>> BEGIN Input rows

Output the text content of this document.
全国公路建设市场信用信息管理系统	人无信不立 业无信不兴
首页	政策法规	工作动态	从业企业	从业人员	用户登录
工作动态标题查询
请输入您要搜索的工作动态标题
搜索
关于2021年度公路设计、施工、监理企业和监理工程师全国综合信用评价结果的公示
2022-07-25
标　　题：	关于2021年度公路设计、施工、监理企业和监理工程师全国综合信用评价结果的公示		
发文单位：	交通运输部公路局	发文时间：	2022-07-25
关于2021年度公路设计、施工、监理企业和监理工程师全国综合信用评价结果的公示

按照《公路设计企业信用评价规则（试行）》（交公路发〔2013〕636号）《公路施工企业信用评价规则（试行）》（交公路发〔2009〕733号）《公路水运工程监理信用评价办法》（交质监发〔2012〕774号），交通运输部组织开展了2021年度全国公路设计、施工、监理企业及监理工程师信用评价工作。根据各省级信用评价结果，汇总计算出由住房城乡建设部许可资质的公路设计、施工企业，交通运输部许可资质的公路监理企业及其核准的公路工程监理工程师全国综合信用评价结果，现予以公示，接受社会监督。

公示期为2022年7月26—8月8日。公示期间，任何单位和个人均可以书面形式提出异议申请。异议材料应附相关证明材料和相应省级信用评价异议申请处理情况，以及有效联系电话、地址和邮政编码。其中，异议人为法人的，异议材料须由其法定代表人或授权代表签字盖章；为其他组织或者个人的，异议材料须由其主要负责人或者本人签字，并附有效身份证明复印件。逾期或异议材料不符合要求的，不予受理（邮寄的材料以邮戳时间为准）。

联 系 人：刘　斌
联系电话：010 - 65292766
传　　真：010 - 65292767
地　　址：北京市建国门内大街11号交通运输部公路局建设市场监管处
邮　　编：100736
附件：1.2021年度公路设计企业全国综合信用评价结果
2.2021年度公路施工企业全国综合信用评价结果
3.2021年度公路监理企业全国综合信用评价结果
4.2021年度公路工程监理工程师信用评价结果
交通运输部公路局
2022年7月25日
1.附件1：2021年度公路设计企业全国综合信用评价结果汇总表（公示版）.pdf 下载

>> END Input rows
>> BEGIN Input rows

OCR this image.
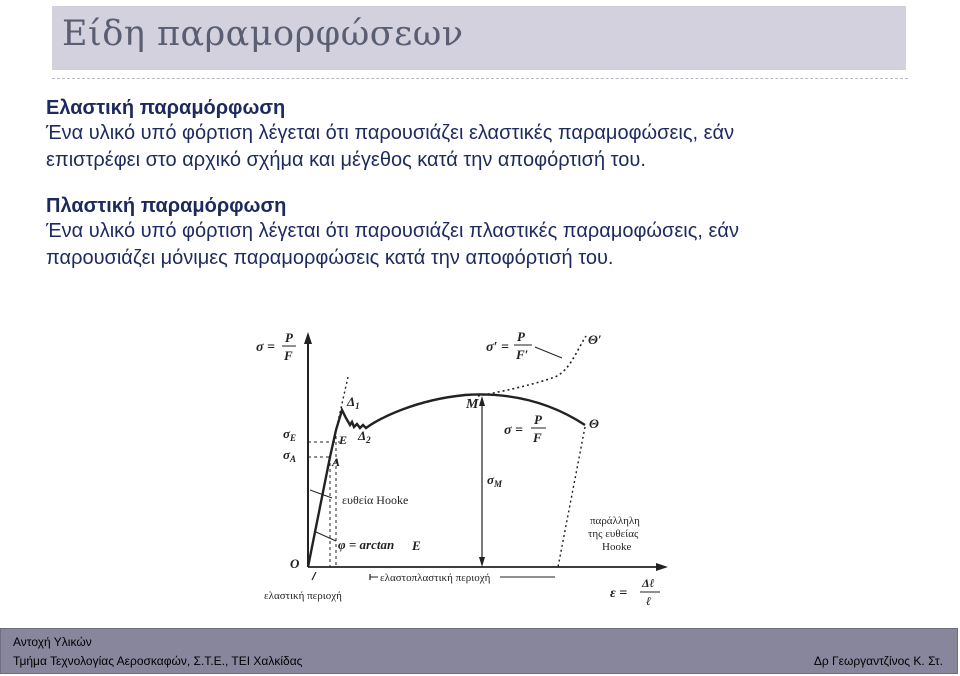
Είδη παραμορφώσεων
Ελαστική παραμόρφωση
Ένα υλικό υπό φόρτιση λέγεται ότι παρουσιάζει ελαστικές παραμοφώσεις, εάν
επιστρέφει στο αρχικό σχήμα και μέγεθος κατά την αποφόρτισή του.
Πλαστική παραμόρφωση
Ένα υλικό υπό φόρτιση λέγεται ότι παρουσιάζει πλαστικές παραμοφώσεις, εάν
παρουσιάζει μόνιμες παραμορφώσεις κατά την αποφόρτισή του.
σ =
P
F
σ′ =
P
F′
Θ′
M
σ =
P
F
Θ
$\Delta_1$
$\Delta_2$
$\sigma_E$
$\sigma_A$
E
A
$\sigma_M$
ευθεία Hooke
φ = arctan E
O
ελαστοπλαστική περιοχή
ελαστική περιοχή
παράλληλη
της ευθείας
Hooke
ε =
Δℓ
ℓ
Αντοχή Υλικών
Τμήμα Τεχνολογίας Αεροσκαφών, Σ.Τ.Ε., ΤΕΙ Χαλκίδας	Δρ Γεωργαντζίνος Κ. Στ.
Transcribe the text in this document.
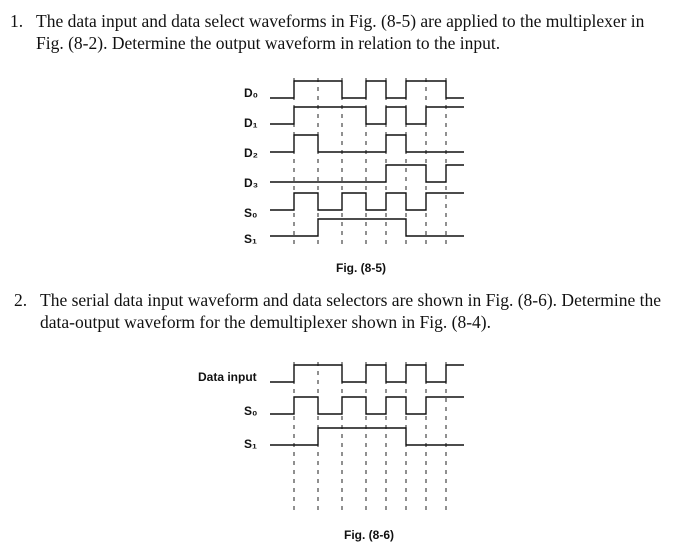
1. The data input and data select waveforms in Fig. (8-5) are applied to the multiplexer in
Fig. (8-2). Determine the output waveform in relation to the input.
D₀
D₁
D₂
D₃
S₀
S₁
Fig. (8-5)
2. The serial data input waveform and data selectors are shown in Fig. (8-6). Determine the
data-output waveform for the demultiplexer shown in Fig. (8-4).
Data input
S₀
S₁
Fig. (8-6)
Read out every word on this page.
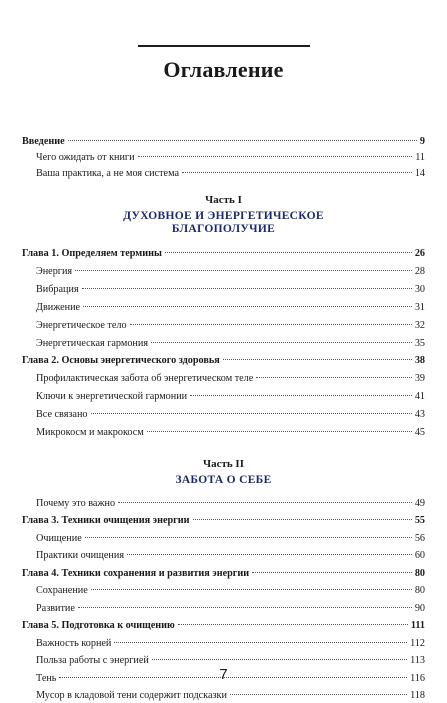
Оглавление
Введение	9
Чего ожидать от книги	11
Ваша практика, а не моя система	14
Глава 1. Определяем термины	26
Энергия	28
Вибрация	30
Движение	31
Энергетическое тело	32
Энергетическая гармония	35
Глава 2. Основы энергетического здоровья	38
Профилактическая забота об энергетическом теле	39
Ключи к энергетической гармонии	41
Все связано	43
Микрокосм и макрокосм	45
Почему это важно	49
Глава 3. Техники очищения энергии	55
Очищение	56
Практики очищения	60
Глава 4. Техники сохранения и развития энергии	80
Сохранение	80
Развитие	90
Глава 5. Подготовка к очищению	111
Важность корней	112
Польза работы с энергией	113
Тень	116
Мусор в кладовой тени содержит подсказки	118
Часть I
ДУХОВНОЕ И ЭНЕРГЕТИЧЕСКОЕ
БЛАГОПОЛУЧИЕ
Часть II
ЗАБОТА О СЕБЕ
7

>> END Input rows
>> BEGIN Input rows

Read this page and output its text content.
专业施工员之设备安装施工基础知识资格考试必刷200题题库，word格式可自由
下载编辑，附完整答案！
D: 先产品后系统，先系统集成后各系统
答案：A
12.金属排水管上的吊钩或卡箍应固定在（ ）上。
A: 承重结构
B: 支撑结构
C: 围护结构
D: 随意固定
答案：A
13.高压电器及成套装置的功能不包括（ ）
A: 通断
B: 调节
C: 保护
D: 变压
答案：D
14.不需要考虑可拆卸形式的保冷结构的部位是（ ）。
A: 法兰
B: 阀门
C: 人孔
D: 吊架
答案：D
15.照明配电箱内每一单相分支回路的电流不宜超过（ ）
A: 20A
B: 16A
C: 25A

>> END Input rows

[Work instructions]: Identify the lines in the entries above that contain "παραμοφώσεις", then copy them out.

[Response]:
Ένα υλικό υπό φόρτιση λέγεται ότι παρουσιάζει ελαστικές παραμοφώσεις, εάν
Ένα υλικό υπό φόρτιση λέγεται ότι παρουσιάζει πλαστικές παραμοφώσεις, εάν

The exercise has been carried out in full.